**** Dataset records

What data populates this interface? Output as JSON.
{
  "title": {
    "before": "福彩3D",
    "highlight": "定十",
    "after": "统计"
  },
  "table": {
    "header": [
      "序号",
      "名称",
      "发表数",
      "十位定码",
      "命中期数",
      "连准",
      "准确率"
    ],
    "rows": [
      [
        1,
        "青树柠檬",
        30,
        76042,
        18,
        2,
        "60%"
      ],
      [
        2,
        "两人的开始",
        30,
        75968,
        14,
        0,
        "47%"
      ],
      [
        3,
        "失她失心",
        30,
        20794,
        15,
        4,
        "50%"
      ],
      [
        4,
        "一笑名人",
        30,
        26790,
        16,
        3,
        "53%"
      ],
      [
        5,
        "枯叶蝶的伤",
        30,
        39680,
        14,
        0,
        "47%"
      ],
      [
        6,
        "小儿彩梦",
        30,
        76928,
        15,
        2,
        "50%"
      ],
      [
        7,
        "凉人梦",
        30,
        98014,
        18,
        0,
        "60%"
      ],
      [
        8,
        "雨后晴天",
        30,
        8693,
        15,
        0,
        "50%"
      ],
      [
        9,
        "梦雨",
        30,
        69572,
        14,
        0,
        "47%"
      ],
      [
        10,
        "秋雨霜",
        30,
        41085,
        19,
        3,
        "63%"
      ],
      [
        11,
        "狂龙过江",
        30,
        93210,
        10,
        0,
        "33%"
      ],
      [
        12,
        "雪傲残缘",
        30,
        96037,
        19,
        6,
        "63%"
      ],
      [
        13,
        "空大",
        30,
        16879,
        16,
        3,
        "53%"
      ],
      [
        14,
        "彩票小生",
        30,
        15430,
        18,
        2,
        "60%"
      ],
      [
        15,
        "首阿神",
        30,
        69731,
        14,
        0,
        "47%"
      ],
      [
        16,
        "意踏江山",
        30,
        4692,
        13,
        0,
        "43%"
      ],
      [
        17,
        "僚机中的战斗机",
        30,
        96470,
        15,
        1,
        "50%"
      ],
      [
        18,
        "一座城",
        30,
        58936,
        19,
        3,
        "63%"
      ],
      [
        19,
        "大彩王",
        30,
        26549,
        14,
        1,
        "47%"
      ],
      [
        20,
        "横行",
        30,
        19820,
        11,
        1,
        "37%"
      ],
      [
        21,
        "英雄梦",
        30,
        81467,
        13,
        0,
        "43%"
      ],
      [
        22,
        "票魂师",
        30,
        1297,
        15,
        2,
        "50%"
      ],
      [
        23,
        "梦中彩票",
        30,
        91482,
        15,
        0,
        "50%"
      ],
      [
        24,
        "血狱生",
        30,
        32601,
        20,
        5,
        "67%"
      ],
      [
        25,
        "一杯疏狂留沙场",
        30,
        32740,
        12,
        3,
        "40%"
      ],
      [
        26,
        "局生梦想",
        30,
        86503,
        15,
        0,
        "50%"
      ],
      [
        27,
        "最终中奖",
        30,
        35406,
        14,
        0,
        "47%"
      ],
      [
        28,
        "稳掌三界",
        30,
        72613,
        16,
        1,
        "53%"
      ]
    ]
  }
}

********

Goal of the exercise:
Return the full listing, character for character.

Task output:
What data populates this interface? Output as JSON.
{
  "title": {
    "before": "福彩3D",
    "highlight": "定十",
    "after": "统计"
  },
  "table": {
    "header": [
      "序号",
      "名称",
      "发表数",
      "十位定码",
      "命中期数",
      "连准",
      "准确率"
    ],
    "rows": [
      [
        1,
        "青树柠檬",
        30,
        76042,
        18,
        2,
        "60%"
      ],
      [
        2,
        "两人的开始",
        30,
        75968,
        14,
        0,
        "47%"
      ],
      [
        3,
        "失她失心",
        30,
        20794,
        15,
        4,
        "50%"
      ],
      [
        4,
        "一笑名人",
        30,
        26790,
        16,
        3,
        "53%"
      ],
      [
        5,
        "枯叶蝶的伤",
        30,
        39680,
        14,
        0,
        "47%"
      ],
      [
        6,
        "小儿彩梦",
        30,
        76928,
        15,
        2,
        "50%"
      ],
      [
        7,
        "凉人梦",
        30,
        98014,
        18,
        0,
        "60%"
      ],
      [
        8,
        "雨后晴天",
        30,
        8693,
        15,
        0,
        "50%"
      ],
      [
        9,
        "梦雨",
        30,
        69572,
        14,
        0,
        "47%"
      ],
      [
        10,
        "秋雨霜",
        30,
        41085,
        19,
        3,
        "63%"
      ],
      [
        11,
        "狂龙过江",
        30,
        93210,
        10,
        0,
        "33%"
      ],
      [
        12,
        "雪傲残缘",
        30,
        96037,
        19,
        6,
        "63%"
      ],
      [
        13,
        "空大",
        30,
        16879,
        16,
        3,
        "53%"
      ],
      [
        14,
        "彩票小生",
        30,
        15430,
        18,
        2,
        "60%"
      ],
      [
        15,
        "首阿神",
        30,
        69731,
        14,
        0,
        "47%"
      ],
      [
        16,
        "意踏江山",
        30,
        4692,
        13,
        0,
        "43%"
      ],
      [
        17,
        "僚机中的战斗机",
        30,
        96470,
        15,
        1,
        "50%"
      ],
      [
        18,
        "一座城",
        30,
        58936,
        19,
        3,
        "63%"
      ],
      [
        19,
        "大彩王",
        30,
        26549,
        14,
        1,
        "47%"
      ],
      [
        20,
        "横行",
        30,
        19820,
        11,
        1,
        "37%"
      ],
      [
        21,
        "英雄梦",
        30,
        81467,
        13,
        0,
        "43%"
      ],
      [
        22,
        "票魂师",
        30,
        1297,
        15,
        2,
        "50%"
      ],
      [
        23,
        "梦中彩票",
        30,
        91482,
        15,
        0,
        "50%"
      ],
      [
        24,
        "血狱生",
        30,
        32601,
        20,
        5,
        "67%"
      ],
      [
        25,
        "一杯疏狂留沙场",
        30,
        32740,
        12,
        3,
        "40%"
      ],
      [
        26,
        "局生梦想",
        30,
        86503,
        15,
        0,
        "50%"
      ],
      [
        27,
        "最终中奖",
        30,
        35406,
        14,
        0,
        "47%"
      ],
      [
        28,
        "稳掌三界",
        30,
        72613,
        16,
        1,
        "53%"
      ]
    ]
  }
}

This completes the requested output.